**EXERCISE DESCRIPTION:**
Repeat word for word the stretch of the auto bailout post below, from "Steven Rattner was" through "the administration’s objectives.".

**PASSAGE FOR REVIEW:**
• • • • • • •

Overhauling America

In the post “Chrysler’s resurrection” I wrote about James Stewart’s New York Times puff piece portraying the new Chrysler as a great success story. The Obama administration’s treatment of the auto companies and ongoing deceptions regarding the financial success of the treatment deserves more attention than it has received. In the Age of Obama, the enormities accumulate so quickly it’s hard to keep up.

Steven Rattner was the Obama administration’s auto czar. He published his memoir of his tenure — Overhaul: An Insider’s Account of the Obama Administration’s Emergency Rescue of the Auto Industry — almost a year ago. Rattner observes of an early Times article on the Obama administration’s treatment of GM and Chrysler: “Without getting a single fact out of place, the piece showed [Obama] just as the White House had hoped: studying the issues in depth, delegating effectively, being decisive when necessary and frank about his beliefs.” There is a certain consistency to the Times’s approach to these matters.

The screwing of the Chrysler bondholders was the signal event in the administration’s disposition of Chrysler. It gave rise to Michael Barone’s original diagnosis of the Obama administration’s distinctive use of “Gangster Government” to achieve the administration’s objectives.

What does Rattner have to say about the screwing of the Chrysler bondholders? Not much. Here it is:

Under the strict rule of priority in bankruptcy, senior creditors are intended to be paid in full before any other stakeholder gets a penny.

But bankruptcy law also provides that a new investor — which the government was, in effect — can allocate its capital however it chooses. We believed that it was in the taxpayers’ interest to give Chrysler equity to Fiat in return for technology and management. And we believed that giving the VEBA [the UAW retiree medical benefits trust] a mix of debt and equity was also business — as Ron [Bloom] and had told Jimmy {Lee, Jr., of JPMorganChase, Chrylser senior lender], you need workers to make cars. And while the $2 billion that Chrysler’s banks were getting was far less than the face value of their loans, it represented more than 100 percent of Chrysler’s assets, as the company’s liquidation value indicated. By that measure, they were getting more than they deserved. In fact, every single creditor of Chrysler received more than it would have in a liquidation.

That’s about it, and you might say it’s a little thin. “You need workers to make cars”? Were the Chrysler employees going to quit if Chrysler’s bondholders received the priority to which they were entitled? I’m not sure I follow the train of thought.

In email correspondence with Todd Zywicki, Professor Zywicki has asked the rhetorical question: If this is all routine, why doesn’t Rattner cite another case in the history of American bankruptcy law where unsecured creditors received a 50 percent larger distribution than secured creditors. He doesn’t because there isn’t one. Moreover, Professor Zywicki adds, the valuation procedure left a little to be desired. And one might wonder why GM’s secured creditors got 100 cents on the dollar. Professor Zywicki asks another rhetorical question: Does that mean the secured creditors at GM fleeced the unsecureds?

I can’t find a review of Rattner’s book in any of the premier conservative magazines, but it really should be assigned to a qualified reviewer like Todd Zywicki. Until such time, however, we are left with Zywicki’s outstanding National Affairs essay “The auto bailout and the rule of law” together with the related columns “The truth about the auto bailouts” (by Zywicki) and “The real cost of the auto bailouts” (by David Skeel). David Freddoso uses Rattner’s memoir and deals with the Chrysler episode in his book with the title inspired by Michael Barone, Gangster Government: Barack Obama and the New Washington Thugoracy.

• • • • • • •

**EXTRACTED ENTRIES:**
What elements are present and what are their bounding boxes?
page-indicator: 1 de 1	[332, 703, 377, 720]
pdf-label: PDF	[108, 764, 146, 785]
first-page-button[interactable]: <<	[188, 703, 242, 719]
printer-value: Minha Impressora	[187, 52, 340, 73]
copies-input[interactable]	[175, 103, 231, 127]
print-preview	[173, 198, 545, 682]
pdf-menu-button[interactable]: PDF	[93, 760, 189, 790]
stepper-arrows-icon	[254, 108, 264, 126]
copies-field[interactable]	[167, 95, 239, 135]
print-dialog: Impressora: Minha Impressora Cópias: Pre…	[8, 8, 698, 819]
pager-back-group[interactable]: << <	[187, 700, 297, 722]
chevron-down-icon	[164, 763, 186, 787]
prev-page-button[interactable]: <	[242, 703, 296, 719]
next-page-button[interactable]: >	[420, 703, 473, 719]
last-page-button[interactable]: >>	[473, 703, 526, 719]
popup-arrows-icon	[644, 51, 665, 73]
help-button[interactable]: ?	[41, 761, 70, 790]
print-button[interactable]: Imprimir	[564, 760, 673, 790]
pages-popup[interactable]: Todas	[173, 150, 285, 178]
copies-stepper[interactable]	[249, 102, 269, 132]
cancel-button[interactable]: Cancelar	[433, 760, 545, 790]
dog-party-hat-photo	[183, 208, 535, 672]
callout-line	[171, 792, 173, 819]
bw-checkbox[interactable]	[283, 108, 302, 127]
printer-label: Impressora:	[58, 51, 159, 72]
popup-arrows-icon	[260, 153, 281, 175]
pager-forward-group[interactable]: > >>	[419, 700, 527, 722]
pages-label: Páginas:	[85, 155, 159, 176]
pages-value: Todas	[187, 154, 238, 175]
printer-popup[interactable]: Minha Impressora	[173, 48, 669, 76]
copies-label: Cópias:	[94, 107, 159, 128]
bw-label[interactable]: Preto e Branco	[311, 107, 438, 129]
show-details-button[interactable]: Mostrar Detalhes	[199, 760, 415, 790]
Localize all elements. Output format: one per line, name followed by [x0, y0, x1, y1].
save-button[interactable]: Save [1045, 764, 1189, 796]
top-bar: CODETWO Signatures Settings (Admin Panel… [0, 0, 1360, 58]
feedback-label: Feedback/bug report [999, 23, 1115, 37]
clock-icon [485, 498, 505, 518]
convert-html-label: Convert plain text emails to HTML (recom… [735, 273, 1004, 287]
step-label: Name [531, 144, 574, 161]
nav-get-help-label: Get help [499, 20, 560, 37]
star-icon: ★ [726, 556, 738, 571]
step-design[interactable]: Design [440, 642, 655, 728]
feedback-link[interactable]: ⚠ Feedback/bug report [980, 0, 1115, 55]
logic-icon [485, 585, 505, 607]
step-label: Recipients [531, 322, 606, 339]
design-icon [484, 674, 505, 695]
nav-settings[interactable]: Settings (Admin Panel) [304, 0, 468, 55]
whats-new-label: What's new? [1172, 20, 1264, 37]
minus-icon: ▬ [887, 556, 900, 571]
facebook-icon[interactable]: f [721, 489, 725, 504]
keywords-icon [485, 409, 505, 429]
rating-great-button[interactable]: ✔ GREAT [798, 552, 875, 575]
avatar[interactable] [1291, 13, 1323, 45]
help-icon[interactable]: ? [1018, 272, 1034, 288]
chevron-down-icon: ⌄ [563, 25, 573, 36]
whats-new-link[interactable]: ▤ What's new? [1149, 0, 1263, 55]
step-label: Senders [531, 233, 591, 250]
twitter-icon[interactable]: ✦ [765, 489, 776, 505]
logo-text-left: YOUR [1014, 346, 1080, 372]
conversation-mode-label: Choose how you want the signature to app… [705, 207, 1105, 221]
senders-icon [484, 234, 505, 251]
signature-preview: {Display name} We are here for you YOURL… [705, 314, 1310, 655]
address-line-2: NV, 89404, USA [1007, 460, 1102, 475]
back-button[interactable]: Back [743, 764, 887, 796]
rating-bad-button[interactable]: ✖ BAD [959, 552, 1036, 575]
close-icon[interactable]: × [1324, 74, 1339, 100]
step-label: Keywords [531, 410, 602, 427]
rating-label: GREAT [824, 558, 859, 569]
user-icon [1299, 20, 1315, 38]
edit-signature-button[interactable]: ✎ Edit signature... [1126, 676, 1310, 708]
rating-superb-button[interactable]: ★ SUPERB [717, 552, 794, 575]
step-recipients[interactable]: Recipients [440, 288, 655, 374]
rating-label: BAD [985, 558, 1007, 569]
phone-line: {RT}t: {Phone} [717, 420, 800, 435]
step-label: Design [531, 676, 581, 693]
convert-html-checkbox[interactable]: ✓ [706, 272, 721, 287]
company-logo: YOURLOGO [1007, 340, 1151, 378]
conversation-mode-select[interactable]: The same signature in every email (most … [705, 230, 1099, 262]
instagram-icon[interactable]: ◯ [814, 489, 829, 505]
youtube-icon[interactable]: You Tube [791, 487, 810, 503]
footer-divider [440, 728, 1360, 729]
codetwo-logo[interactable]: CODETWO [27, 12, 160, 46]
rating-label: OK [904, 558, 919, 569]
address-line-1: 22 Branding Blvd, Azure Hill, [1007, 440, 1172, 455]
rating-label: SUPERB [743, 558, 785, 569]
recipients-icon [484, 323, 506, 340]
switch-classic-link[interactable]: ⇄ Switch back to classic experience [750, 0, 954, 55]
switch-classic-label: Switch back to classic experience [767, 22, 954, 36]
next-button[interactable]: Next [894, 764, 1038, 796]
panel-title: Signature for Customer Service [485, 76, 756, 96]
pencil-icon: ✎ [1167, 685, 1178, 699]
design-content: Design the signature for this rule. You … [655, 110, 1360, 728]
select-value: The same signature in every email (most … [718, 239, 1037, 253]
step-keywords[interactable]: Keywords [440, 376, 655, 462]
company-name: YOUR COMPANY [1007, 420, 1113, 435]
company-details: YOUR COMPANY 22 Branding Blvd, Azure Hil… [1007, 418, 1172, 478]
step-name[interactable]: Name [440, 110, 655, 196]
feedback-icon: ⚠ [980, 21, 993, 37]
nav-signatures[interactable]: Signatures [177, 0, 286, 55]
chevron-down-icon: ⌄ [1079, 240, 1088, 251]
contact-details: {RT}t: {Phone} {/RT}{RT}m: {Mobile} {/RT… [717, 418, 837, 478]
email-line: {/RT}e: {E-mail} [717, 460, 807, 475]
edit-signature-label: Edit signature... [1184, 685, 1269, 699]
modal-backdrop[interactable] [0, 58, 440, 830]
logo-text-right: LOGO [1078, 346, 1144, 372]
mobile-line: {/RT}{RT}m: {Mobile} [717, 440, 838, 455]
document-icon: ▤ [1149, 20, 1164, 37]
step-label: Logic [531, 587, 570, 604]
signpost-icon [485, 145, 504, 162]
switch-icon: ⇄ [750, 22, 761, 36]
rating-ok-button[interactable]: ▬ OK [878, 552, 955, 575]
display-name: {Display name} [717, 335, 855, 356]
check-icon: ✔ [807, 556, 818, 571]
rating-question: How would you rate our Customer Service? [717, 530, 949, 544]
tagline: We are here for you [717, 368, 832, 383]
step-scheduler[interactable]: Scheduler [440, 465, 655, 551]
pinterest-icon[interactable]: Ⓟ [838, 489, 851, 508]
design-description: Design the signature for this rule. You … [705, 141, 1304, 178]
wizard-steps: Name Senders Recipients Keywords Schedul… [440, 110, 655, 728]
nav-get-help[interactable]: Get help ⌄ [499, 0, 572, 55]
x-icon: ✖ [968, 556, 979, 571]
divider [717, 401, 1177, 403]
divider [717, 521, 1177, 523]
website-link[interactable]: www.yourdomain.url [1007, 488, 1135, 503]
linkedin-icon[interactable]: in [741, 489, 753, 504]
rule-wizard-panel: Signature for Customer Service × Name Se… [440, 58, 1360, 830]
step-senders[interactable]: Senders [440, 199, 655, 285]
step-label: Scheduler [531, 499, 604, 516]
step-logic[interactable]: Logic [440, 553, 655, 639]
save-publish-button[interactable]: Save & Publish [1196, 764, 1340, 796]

• • • • • • •

**WRITTEN RESPONSE:**
Steven Rattner was the Obama administration’s auto czar. He published his memoir of his tenure — Overhaul: An Insider’s Account of the Obama Administration’s Emergency Rescue of the Auto Industry — almost a year ago. Rattner observes of an early Times article on the Obama administration’s treatment of GM and Chrysler: “Without getting a single fact out of place, the piece showed [Obama] just as the White House had hoped: studying the issues in depth, delegating effectively, being decisive when necessary and frank about his beliefs.” There is a certain consistency to the Times’s approach to these matters.

The screwing of the Chrysler bondholders was the signal event in the administration’s disposition of Chrysler. It gave rise to Michael Barone’s original diagnosis of the Obama administration’s distinctive use of “Gangster Government” to achieve the administration’s objectives.